**Task**
Find each line below where the word "title" occurs, and copy it.

^^^^

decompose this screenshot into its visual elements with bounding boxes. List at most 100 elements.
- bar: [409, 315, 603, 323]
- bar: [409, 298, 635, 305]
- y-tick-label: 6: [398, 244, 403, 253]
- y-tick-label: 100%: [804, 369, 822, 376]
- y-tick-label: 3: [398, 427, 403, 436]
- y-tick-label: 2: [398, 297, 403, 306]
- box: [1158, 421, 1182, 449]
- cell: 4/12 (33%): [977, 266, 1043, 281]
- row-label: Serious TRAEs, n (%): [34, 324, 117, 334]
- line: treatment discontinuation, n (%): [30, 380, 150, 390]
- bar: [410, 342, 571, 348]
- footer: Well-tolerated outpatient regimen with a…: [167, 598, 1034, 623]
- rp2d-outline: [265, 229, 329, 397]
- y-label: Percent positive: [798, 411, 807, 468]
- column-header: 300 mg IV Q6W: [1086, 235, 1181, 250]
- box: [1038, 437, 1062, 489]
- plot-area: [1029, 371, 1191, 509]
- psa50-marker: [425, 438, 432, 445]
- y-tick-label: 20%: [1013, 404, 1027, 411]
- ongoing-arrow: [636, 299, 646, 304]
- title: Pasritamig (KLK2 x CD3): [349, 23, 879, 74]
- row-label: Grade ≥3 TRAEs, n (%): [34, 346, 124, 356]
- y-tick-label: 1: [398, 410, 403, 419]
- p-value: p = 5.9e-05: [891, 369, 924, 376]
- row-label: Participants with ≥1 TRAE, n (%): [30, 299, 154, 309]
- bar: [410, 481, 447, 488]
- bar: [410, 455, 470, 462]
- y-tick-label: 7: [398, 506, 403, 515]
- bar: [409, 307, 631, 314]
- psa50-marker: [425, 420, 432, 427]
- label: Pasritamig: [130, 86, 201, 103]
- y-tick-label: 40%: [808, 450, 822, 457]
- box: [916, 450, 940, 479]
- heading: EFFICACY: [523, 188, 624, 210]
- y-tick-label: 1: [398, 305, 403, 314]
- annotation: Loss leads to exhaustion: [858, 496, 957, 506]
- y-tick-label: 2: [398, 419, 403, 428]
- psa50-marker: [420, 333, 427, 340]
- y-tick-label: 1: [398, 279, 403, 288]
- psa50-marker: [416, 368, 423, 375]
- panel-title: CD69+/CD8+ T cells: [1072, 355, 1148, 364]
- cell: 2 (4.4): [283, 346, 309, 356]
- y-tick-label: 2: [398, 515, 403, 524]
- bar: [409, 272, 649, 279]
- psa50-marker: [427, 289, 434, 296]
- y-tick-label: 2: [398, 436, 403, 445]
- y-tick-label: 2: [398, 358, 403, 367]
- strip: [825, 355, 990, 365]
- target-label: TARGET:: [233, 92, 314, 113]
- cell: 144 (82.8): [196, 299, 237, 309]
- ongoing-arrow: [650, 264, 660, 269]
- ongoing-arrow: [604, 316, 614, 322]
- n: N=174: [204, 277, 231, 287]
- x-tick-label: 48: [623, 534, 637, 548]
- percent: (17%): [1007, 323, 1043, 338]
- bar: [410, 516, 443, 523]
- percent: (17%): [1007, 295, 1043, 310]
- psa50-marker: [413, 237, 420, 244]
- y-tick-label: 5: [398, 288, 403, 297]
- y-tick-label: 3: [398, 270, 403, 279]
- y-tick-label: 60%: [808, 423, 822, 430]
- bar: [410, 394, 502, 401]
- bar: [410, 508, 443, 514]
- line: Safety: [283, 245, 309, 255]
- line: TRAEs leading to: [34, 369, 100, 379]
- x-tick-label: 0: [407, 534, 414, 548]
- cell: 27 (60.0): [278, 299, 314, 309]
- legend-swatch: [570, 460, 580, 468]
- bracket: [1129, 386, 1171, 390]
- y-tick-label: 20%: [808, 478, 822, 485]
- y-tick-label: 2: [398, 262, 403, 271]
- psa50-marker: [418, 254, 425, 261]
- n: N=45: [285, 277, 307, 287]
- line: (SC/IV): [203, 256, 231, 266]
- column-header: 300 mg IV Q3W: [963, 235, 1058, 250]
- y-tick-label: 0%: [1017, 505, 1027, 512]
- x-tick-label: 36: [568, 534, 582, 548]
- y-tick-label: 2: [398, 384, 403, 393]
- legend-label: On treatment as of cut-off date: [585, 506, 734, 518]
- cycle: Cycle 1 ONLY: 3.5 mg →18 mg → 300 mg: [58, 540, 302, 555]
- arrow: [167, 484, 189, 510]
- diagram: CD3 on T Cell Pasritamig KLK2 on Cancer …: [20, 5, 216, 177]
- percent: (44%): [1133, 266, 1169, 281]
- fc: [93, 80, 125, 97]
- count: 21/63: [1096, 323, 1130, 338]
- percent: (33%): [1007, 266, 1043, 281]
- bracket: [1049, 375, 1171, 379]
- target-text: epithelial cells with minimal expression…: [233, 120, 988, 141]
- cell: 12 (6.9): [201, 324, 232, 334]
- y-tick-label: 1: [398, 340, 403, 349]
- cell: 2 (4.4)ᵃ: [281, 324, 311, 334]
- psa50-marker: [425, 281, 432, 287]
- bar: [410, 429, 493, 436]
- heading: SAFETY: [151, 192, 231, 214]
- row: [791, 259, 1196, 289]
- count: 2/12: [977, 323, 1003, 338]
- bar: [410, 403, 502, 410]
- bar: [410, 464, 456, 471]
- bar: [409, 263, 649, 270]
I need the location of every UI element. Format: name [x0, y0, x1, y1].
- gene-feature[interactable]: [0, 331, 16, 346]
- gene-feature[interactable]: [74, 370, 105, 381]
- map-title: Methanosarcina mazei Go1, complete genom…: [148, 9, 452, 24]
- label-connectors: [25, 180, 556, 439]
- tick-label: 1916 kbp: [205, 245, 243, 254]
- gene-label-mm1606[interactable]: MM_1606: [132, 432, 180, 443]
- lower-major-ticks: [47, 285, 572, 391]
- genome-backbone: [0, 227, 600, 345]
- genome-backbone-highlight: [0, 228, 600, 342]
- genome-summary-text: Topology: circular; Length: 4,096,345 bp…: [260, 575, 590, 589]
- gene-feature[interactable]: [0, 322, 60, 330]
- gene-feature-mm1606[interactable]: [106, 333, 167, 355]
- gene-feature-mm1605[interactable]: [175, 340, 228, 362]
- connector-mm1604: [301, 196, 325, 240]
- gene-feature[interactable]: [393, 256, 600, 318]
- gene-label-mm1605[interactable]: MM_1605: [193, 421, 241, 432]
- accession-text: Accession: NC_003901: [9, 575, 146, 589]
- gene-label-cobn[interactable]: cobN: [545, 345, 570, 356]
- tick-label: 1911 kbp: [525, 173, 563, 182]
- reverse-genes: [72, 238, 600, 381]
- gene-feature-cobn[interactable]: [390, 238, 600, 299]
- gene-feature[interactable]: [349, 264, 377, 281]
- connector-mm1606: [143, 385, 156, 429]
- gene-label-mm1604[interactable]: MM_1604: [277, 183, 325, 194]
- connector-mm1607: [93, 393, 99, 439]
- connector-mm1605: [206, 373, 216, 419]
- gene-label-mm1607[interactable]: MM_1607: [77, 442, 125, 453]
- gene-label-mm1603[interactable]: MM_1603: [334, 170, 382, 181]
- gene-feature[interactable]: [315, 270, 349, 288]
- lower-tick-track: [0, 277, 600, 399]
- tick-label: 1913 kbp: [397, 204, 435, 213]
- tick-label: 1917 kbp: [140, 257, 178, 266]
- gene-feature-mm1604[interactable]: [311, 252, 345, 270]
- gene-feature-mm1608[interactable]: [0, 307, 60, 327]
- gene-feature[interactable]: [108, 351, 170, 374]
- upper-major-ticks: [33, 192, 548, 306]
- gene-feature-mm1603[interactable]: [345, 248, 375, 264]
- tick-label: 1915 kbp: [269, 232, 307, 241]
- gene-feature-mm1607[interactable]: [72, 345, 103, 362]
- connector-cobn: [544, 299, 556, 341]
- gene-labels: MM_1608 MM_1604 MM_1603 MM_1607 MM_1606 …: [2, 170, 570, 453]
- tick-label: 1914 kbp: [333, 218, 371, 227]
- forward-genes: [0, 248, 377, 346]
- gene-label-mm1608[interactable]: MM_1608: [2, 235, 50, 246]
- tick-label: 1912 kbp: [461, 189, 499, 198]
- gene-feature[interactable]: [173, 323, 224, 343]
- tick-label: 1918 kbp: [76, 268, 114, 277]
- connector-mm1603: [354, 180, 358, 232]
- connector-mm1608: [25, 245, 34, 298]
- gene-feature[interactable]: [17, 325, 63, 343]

^^^^

**Result below**
- title: Pasritamig (KLK2 x CD3): [349, 23, 879, 74]
- panel-title: CD69+/CD8+ T cells: [1072, 355, 1148, 364]
- map-title: Methanosarcina mazei Go1, complete genom…: [148, 9, 452, 24]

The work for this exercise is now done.